*REQUIRED WORK:* Report back each line of the records that contains the string "Plan".

*SUPPLIED DATA:*
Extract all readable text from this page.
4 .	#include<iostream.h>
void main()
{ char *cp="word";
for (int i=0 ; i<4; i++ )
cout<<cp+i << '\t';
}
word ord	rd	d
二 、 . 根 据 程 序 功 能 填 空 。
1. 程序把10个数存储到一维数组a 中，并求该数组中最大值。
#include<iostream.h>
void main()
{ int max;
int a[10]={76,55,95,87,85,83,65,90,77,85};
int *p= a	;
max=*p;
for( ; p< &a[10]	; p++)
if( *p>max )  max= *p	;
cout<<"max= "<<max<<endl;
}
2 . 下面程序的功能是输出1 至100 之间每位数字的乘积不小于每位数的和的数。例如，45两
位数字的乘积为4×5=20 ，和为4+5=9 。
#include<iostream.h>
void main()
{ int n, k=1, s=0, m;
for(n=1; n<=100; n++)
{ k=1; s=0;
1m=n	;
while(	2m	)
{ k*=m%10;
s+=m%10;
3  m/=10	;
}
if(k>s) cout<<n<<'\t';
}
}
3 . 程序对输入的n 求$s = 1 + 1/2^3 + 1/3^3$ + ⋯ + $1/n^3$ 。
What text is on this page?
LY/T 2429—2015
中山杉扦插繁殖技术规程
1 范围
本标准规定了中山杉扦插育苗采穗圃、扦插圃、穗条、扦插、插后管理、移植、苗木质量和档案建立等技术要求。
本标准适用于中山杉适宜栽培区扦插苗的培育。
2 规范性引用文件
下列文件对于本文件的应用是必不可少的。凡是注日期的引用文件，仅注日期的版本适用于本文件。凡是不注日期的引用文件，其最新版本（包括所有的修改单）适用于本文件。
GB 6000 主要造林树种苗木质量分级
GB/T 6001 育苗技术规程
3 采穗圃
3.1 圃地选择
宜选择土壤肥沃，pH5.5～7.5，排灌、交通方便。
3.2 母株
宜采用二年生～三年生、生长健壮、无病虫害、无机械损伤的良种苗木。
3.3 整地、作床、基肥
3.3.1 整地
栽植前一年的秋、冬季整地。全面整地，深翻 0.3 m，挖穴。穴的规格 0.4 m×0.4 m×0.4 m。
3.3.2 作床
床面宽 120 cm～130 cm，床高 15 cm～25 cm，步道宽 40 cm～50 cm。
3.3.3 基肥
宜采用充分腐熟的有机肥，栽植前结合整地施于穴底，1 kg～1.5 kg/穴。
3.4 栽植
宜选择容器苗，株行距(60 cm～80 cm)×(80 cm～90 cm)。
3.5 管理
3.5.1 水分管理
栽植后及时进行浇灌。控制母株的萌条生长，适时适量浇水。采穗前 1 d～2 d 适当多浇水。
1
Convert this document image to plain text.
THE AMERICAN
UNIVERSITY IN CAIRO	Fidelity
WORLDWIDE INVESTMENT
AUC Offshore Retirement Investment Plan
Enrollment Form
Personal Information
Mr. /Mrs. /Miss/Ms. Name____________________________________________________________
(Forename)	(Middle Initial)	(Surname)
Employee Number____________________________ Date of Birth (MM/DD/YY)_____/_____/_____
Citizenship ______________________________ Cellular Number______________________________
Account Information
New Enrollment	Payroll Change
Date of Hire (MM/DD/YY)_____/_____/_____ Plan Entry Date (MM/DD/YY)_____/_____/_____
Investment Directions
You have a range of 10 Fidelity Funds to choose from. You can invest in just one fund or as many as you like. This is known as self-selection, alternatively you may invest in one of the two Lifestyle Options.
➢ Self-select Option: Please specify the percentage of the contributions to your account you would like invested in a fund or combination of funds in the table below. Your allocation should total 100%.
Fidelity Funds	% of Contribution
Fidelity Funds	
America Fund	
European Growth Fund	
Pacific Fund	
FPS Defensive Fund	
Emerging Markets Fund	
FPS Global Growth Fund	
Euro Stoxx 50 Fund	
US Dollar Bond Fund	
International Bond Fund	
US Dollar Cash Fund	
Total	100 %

*SOLUTION TO THIS TASK:*
AUC Offshore Retirement Investment Plan
Date of Hire (MM/DD/YY)_____/_____/_____ Plan Entry Date (MM/DD/YY)_____/_____/_____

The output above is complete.